* Begin DATA EXCERPTS *

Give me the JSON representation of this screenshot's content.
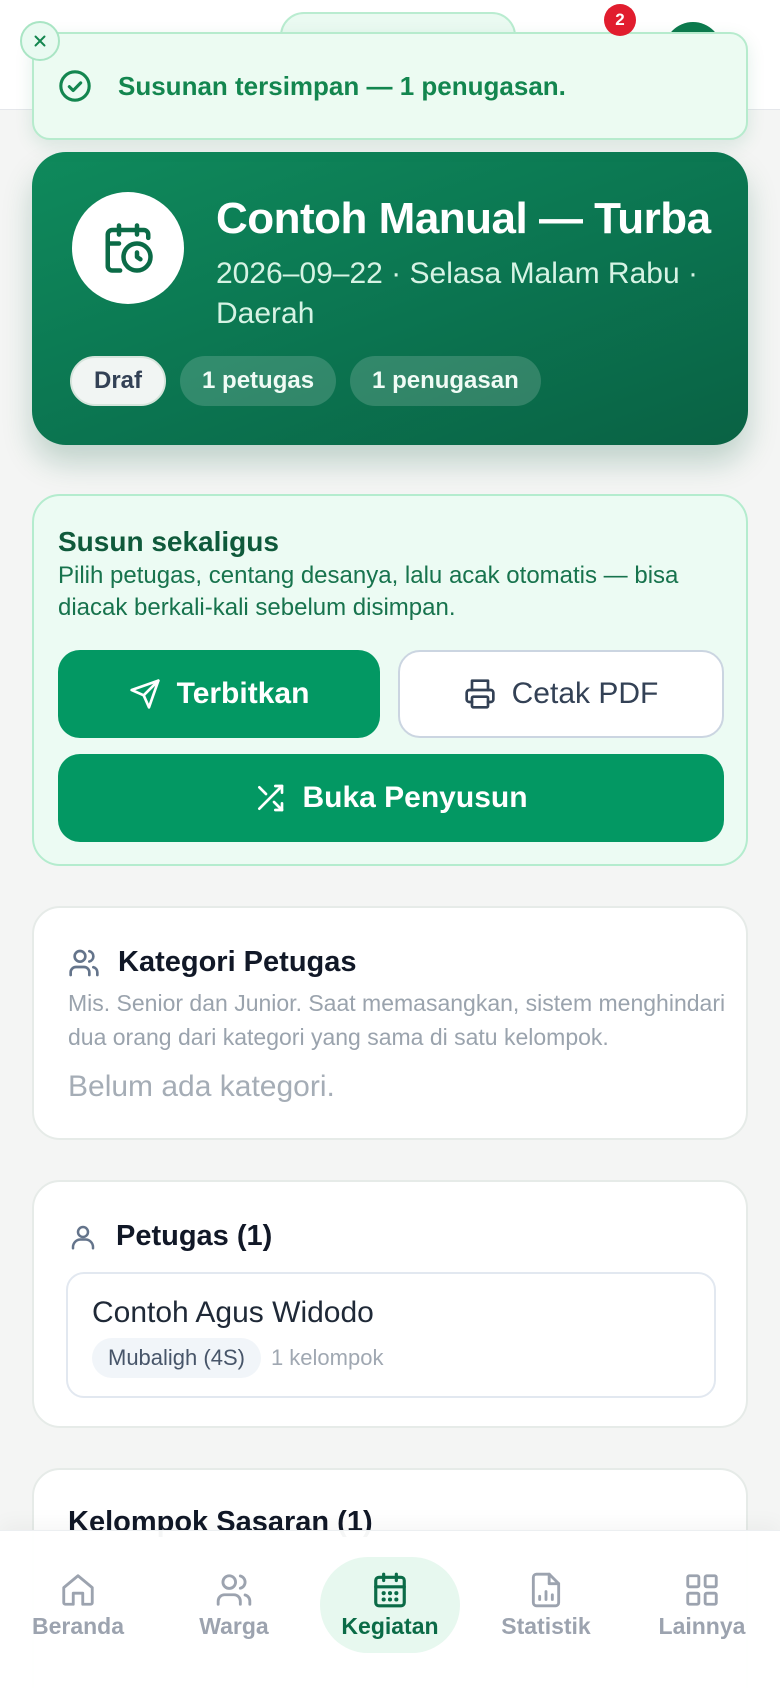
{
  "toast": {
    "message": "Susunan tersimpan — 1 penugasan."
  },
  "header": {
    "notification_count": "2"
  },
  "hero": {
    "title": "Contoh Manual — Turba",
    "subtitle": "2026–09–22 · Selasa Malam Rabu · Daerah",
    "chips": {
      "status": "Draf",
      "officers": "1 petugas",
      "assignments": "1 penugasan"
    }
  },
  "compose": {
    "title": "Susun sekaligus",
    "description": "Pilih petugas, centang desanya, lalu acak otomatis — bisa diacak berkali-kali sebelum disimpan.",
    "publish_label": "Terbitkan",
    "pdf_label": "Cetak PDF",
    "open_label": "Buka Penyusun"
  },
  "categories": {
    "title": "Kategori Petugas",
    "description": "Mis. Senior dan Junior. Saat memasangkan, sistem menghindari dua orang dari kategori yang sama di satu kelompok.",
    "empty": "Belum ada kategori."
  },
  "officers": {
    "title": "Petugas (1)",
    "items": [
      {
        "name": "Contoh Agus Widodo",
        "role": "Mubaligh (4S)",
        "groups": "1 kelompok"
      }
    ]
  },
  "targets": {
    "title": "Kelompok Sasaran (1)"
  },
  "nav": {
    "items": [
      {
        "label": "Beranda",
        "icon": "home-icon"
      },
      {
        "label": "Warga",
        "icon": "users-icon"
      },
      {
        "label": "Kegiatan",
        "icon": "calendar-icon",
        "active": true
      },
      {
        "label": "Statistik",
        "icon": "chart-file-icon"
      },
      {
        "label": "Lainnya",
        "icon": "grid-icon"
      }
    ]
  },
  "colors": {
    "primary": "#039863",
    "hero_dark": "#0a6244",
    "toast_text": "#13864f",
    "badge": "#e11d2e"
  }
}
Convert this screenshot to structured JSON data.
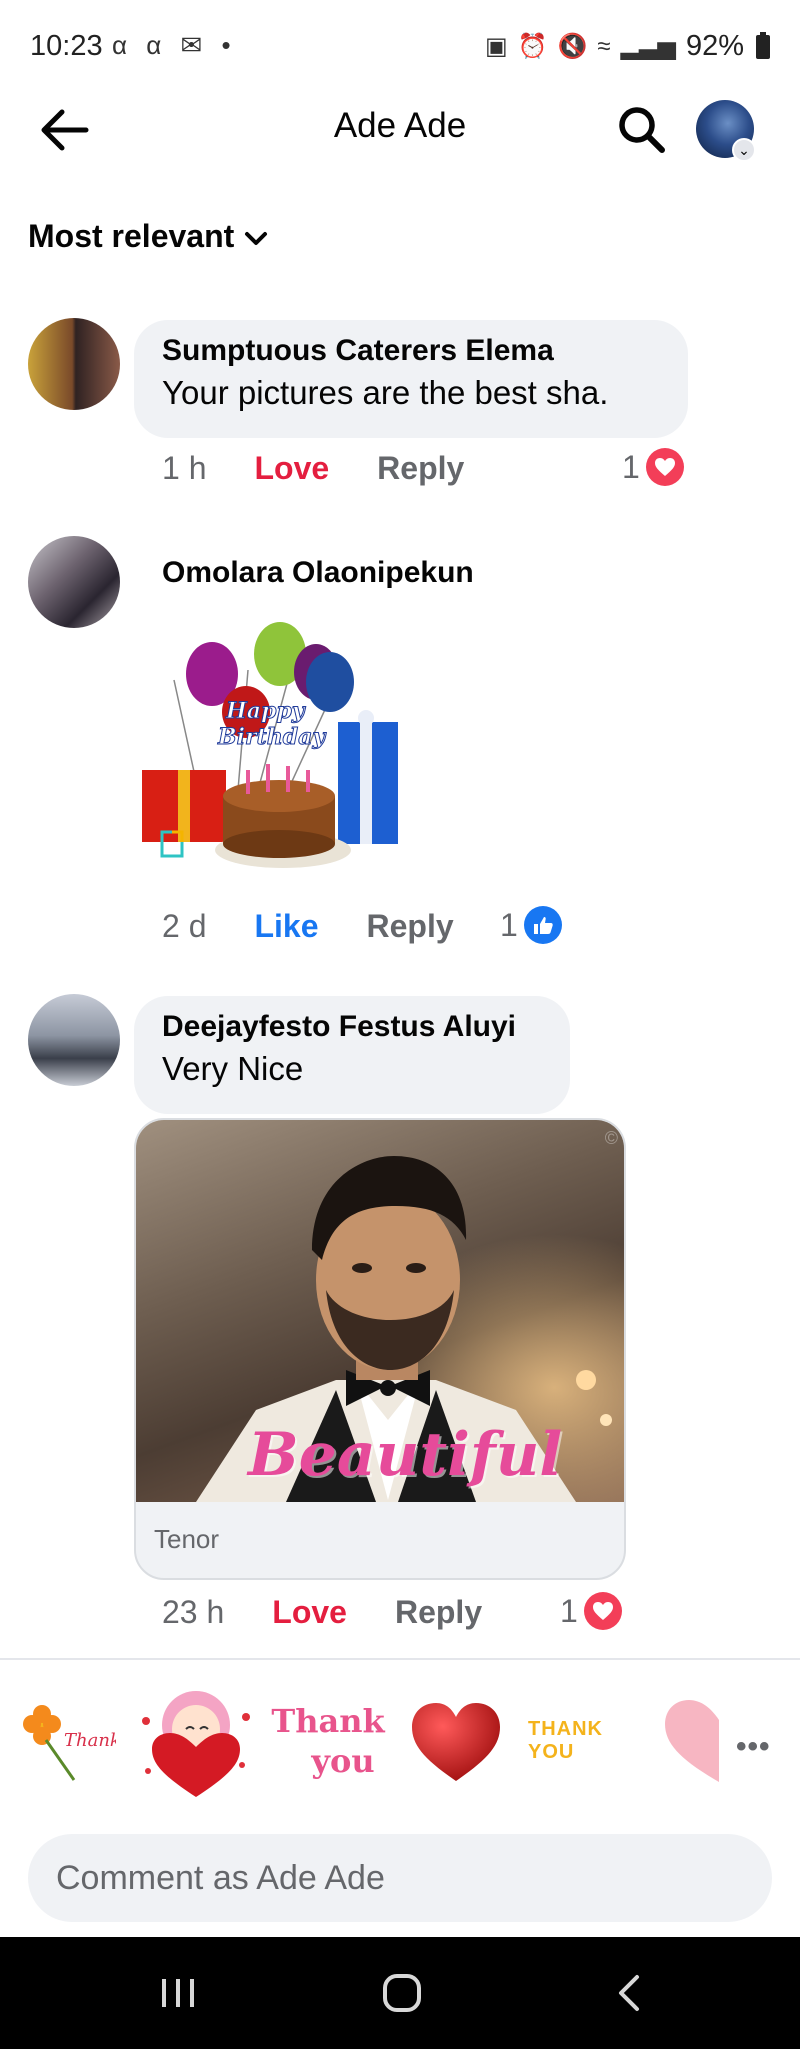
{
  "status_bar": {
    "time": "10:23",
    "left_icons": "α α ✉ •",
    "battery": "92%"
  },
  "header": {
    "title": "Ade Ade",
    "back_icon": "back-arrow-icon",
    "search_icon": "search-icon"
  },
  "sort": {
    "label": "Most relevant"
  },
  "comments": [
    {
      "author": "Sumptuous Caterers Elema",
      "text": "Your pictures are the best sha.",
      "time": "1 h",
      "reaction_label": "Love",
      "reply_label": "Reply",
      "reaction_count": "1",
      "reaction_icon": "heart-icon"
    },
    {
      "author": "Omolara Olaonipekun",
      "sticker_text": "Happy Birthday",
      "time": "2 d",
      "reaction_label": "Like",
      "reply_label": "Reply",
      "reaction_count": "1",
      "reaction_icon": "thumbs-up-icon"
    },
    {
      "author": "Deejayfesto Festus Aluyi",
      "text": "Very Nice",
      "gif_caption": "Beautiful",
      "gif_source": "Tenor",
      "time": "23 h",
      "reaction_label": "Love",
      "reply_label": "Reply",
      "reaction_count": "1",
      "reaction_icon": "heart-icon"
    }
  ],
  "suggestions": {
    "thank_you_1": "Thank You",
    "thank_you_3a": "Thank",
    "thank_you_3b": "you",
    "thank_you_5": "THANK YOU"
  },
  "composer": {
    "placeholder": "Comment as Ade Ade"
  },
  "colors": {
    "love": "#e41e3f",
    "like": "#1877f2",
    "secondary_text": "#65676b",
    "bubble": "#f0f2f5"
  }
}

* End DATA EXCERPTS *

YOUR INSTRUCTIONS
Give every line of the material that includes the string "Contoh".

SOLUTION TO THE PROBLEM
    "title": "Contoh Manual — Turba",
        "name": "Contoh Agus Widodo",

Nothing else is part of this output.